┏━━

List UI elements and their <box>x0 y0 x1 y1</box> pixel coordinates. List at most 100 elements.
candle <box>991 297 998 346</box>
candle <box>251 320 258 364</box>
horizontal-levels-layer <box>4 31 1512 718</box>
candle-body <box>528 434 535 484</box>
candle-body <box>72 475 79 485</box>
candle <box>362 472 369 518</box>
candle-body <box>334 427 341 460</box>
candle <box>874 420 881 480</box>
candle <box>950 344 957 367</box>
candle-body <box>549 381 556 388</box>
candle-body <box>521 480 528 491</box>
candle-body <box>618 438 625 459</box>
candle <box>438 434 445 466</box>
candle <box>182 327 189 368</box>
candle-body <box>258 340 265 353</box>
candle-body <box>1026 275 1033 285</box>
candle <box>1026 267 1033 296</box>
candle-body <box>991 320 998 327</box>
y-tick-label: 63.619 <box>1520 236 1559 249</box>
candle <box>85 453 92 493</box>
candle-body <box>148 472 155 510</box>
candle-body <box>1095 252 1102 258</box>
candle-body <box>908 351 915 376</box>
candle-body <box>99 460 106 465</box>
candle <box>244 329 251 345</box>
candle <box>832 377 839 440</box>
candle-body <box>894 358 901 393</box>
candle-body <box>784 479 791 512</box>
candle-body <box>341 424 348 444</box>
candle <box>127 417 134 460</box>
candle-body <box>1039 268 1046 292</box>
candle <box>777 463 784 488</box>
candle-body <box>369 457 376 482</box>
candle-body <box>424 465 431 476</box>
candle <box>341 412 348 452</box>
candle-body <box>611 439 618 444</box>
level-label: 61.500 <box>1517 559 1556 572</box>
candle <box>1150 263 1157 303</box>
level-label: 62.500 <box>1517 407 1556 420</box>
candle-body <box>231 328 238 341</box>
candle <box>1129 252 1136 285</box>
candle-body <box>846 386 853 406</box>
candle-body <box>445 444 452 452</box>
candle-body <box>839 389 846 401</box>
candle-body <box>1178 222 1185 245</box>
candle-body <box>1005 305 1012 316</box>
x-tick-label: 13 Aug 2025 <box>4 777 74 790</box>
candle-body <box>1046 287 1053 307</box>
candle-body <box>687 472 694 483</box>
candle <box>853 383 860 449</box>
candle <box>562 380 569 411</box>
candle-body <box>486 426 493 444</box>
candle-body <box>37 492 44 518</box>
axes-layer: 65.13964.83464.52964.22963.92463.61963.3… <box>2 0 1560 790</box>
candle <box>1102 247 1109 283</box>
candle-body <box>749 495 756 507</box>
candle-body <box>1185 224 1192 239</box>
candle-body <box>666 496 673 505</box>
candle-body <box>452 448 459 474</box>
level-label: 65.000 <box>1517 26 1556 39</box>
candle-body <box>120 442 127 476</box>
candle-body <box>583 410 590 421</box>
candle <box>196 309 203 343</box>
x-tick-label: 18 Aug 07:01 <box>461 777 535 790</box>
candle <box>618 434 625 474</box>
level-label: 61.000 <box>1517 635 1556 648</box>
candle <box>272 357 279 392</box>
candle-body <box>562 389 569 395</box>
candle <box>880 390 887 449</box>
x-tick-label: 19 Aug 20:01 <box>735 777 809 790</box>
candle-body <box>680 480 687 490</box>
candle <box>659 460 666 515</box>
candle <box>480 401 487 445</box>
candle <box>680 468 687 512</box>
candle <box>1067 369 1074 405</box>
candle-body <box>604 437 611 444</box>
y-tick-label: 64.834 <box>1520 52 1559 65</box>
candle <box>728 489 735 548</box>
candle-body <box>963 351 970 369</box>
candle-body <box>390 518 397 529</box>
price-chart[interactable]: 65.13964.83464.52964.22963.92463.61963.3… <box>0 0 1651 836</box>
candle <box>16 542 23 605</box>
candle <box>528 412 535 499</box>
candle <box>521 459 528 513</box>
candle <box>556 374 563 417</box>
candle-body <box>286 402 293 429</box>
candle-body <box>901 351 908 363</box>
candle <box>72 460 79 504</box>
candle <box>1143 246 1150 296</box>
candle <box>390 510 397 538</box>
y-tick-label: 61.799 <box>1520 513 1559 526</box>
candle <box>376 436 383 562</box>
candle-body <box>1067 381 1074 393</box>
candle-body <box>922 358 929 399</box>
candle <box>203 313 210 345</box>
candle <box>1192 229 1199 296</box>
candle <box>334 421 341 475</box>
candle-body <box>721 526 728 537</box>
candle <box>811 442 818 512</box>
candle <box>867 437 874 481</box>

┗━━
┏━━

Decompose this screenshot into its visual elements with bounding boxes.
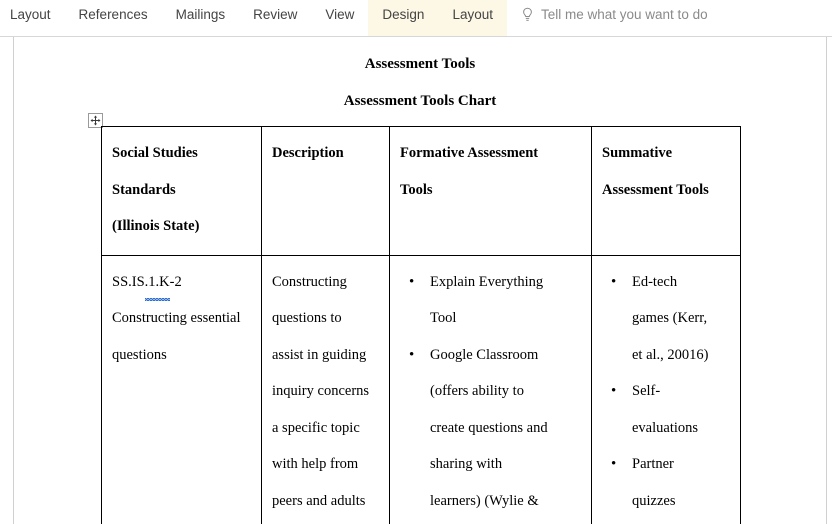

┗━━

Work to complete ▸ Convert the stretch from the line containing "List UI elements" through the line containing "candle <box>950 344 957 367</box>" into a Markdown table with the columns Row and Line, where Row numbers each line in order. Leave out any blank lines and include no other lines.

Response below ▸
| Row | Line |
|---|---|
| 1 | List UI elements and their <box>x0 y0 x1 y1</box> pixel coordinates. List at most 100 elements. |
| 2 | candle <box>991 297 998 346</box> |
| 3 | candle <box>251 320 258 364</box> |
| 4 | horizontal-levels-layer <box>4 31 1512 718</box> |
| 5 | candle-body <box>528 434 535 484</box> |
| 6 | candle-body <box>72 475 79 485</box> |
| 7 | candle <box>362 472 369 518</box> |
| 8 | candle-body <box>334 427 341 460</box> |
| 9 | candle <box>874 420 881 480</box> |
| 10 | candle <box>950 344 957 367</box> |